* Objectif *
Quelles réalisations l'extrait sur la construction 3D attribue-t-il à l'entreprise de Ma Yihe ? Donnez-les toutes.

Impressions constructives
«Donald Trump pourrait construire son mur beaucoup plus rapidement, pour pas cher, et dans le respect des normes écologiques. Il devrait juste nous en charger. Il lui en coûterait 40% du devis et serait prêt en quelques mois». Ma Yihe, président de Winsun New Material, une entreprise chinoise spécialisée dans la construction 3D, plaisante à peine. L’année dernière, son entreprise a «imprimé» un immeuble de cinq étages en un mois, une maison de type européenne en trois jours et plusieurs maisons traditionnelles chinoises en deux. Il a aussi livré 17 modules de bureau au gouvernement de Dubai, qui prévoit que dans le futur un quart de ses installations soient réalisées avec ces procédés. Le coeur de Winsun New Material est une imprimante 3D longue de 150 mètres, large de 10 et haute de 6,6m, implantée sur le parc technologique de Suzhou, à une centaine de kilomètres de Shanghai. La majeure partie des employés des services administratifs de Winsun ne l’a jamais vue, et les cent opérateurs qui manoeuvrent la bête n’y accèdent qu’après un contrôle d’accès drastique. « Nous avons 129 brevets internationaux, et évidemment, nous nous inquiétons que l’on puisse copier notre technologie », explique Ma Yihe. Qui ferait une chose aussi déloyale ?

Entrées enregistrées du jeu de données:
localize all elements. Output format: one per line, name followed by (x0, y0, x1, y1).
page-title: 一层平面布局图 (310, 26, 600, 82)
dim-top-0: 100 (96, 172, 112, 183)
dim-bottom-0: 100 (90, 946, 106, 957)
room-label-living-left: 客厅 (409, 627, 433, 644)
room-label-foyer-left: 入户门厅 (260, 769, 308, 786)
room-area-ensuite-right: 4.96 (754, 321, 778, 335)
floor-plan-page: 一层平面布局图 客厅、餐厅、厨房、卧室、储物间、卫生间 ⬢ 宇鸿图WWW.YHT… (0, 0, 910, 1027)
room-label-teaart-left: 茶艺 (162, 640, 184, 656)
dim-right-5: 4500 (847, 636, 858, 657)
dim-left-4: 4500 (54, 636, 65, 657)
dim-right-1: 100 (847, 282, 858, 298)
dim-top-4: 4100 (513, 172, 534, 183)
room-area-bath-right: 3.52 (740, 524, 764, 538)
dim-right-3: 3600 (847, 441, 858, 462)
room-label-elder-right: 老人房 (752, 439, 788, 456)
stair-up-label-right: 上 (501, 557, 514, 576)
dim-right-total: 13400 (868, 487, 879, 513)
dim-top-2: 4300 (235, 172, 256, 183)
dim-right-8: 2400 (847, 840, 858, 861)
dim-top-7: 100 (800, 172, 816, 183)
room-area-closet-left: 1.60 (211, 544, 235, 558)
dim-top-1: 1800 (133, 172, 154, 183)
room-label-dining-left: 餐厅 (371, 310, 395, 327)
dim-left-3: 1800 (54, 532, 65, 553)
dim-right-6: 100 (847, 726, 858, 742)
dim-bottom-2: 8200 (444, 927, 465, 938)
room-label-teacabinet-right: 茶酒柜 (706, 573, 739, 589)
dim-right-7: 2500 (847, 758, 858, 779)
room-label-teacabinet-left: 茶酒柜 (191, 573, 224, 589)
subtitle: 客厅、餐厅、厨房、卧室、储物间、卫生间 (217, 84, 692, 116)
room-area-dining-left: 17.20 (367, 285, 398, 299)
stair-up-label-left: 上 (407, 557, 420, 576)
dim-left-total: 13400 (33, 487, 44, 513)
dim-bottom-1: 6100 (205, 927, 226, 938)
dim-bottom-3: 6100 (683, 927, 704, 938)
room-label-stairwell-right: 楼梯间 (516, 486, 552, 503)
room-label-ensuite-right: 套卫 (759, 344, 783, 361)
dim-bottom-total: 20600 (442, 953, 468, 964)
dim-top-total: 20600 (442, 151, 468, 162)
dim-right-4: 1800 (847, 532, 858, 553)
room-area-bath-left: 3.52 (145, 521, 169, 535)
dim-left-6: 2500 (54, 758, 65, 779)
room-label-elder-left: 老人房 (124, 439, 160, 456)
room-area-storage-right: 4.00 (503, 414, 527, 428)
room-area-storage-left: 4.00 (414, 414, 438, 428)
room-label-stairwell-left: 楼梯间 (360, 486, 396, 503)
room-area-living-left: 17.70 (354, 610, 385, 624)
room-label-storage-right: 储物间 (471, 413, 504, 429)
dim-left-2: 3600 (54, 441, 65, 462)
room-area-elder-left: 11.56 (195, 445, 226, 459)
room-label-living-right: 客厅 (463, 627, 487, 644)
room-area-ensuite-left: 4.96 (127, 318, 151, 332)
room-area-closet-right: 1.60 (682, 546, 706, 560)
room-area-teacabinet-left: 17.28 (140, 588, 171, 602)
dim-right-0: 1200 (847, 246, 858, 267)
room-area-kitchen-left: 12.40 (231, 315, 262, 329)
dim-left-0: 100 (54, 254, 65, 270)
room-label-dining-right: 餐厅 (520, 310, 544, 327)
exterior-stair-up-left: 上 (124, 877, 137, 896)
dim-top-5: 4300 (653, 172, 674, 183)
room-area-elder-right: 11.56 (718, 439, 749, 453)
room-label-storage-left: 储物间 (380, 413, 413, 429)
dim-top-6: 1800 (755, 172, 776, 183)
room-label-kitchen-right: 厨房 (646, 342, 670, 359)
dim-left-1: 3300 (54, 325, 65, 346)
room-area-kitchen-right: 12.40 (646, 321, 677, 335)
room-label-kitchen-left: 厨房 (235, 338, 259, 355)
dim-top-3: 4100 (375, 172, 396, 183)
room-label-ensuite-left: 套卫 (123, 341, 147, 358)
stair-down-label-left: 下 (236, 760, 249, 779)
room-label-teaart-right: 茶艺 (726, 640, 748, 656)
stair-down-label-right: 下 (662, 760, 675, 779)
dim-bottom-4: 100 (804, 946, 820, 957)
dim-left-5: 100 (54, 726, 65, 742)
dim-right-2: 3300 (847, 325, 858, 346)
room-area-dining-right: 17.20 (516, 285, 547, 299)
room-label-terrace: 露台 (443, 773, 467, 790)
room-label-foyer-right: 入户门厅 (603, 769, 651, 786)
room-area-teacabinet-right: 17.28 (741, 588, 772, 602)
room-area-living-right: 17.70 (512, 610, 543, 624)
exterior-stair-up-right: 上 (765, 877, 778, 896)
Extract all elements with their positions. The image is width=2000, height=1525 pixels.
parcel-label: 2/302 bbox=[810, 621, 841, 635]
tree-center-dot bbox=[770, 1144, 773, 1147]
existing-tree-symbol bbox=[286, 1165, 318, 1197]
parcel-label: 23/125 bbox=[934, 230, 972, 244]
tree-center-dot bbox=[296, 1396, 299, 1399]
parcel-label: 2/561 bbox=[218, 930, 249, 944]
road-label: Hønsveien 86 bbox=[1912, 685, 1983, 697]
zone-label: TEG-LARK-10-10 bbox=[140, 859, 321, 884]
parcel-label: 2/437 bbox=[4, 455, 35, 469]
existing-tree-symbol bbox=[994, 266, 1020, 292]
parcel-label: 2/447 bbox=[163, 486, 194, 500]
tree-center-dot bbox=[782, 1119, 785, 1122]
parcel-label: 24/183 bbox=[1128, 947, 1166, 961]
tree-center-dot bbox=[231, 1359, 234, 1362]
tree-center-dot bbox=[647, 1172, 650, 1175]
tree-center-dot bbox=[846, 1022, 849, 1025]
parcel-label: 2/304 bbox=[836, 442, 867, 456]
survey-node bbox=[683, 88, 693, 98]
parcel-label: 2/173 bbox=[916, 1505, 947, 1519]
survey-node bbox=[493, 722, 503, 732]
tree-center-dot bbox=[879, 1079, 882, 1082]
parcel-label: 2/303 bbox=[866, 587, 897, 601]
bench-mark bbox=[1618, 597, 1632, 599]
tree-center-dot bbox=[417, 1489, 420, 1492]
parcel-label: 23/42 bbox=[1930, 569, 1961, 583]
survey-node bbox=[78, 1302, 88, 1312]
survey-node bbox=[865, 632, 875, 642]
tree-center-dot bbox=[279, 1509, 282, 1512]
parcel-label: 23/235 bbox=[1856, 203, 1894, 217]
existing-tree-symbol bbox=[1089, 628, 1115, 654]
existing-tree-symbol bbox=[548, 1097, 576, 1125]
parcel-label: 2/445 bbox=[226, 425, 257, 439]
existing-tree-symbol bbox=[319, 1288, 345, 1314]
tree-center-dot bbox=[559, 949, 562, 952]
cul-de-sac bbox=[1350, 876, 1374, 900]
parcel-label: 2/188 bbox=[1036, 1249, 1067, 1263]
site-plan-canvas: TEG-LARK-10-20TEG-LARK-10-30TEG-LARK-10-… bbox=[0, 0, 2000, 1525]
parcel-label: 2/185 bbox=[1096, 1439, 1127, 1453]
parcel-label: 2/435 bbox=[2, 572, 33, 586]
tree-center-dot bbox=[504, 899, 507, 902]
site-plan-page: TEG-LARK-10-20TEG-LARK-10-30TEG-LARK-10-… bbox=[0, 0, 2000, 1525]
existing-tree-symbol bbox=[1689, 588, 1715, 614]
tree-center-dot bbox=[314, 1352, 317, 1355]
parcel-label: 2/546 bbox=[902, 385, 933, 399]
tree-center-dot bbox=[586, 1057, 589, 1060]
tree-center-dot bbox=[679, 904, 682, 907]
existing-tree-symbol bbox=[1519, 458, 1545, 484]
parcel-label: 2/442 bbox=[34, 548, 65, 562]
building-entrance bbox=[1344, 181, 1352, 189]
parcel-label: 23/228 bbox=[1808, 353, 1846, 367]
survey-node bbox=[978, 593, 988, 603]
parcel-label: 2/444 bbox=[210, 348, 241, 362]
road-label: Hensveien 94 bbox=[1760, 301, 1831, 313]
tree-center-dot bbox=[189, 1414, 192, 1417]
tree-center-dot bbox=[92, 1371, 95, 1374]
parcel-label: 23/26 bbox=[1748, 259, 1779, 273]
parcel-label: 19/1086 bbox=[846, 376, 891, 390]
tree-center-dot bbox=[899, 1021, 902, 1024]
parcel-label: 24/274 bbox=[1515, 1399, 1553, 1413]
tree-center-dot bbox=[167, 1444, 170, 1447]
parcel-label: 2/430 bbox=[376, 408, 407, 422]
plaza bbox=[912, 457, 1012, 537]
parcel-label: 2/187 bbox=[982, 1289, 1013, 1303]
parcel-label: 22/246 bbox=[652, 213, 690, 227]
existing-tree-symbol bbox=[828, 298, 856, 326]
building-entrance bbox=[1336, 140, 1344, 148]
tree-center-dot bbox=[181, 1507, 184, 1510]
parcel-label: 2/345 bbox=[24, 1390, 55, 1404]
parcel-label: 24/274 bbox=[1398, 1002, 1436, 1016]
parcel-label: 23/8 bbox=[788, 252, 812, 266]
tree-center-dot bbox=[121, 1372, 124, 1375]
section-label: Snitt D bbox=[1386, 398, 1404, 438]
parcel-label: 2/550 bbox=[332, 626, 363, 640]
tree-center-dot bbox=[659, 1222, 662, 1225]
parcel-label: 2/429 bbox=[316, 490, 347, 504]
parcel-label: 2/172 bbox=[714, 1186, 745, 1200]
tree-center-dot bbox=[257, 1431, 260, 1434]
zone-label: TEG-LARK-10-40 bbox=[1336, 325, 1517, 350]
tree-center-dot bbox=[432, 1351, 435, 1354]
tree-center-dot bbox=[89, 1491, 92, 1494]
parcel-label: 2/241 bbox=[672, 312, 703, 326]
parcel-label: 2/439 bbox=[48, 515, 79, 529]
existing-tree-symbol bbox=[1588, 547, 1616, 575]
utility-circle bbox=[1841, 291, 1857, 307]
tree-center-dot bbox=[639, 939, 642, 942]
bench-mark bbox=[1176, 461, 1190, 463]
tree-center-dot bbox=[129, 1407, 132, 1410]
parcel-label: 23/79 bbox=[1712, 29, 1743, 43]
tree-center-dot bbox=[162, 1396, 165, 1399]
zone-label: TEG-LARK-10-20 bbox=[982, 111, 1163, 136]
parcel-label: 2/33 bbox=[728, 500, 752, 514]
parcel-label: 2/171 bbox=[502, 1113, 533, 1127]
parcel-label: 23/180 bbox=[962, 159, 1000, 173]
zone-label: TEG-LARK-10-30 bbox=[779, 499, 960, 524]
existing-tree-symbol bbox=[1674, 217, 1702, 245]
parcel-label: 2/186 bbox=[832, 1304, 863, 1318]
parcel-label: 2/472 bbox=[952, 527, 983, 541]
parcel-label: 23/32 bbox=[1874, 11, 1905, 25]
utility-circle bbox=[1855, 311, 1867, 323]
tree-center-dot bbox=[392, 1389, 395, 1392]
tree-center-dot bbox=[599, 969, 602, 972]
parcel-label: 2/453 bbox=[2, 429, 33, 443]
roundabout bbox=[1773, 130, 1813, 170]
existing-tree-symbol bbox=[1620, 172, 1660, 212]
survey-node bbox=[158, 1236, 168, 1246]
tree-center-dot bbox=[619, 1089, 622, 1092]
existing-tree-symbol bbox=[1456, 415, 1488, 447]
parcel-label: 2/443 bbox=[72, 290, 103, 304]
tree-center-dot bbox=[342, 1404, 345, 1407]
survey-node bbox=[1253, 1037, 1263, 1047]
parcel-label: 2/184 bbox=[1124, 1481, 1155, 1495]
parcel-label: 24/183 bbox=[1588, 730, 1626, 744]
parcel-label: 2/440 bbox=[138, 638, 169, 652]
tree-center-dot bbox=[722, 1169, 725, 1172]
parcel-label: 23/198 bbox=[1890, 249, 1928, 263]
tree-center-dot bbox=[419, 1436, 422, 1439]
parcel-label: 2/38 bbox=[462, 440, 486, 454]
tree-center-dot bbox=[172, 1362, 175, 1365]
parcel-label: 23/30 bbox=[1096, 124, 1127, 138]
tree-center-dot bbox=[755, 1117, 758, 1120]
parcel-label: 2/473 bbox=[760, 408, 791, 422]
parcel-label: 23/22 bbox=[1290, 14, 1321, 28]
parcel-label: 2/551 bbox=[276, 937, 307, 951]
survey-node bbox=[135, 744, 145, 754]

* Réponse attendue *
- un immeuble de cinq étages, imprimé en un mois
- une maison de type européenne, imprimée en trois jours
- plusieurs maisons traditionnelles chinoises, imprimées en deux jours
- 17 modules de bureau, livrés au gouvernement de Dubai